* **REQUIREMENT**: Search the records for "הארבסט". Copy every line where it appears.

* **SUPPLIED ENTRIES**:

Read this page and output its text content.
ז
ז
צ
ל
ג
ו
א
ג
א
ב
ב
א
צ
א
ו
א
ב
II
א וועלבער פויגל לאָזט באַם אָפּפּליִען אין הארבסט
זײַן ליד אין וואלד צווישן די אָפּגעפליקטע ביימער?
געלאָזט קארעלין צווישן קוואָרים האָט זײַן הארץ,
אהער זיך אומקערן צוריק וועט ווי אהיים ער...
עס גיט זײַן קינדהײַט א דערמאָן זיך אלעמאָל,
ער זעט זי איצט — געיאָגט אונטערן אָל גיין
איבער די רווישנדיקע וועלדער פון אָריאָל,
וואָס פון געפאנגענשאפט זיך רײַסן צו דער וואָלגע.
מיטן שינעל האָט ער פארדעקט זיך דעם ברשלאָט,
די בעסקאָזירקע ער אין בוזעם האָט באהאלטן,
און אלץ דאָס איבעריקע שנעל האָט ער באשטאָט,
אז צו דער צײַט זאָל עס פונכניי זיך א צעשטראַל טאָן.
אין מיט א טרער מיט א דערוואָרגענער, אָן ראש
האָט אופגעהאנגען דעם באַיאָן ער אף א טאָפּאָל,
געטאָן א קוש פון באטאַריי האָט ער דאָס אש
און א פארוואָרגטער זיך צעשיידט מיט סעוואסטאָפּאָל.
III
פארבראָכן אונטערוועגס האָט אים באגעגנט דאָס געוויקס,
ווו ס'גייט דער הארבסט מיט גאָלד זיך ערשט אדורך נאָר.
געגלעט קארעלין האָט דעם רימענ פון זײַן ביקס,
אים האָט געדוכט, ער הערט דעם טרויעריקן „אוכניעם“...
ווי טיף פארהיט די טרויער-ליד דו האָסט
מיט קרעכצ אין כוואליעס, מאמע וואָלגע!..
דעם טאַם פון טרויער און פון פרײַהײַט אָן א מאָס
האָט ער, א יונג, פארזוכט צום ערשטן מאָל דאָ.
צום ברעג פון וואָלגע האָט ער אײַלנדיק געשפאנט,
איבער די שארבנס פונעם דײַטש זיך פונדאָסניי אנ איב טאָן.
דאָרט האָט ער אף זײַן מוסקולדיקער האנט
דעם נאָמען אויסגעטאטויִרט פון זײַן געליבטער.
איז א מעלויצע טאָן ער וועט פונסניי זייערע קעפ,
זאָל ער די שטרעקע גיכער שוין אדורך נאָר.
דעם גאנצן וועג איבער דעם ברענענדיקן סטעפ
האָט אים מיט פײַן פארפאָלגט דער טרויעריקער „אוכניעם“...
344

* **REPLY**:
א וועלבער פויגל לאָזט באַם אָפּפּליִען אין הארבסט
ווו ס'גייט דער הארבסט מיט גאָלד זיך ערשט אדורך נאָר.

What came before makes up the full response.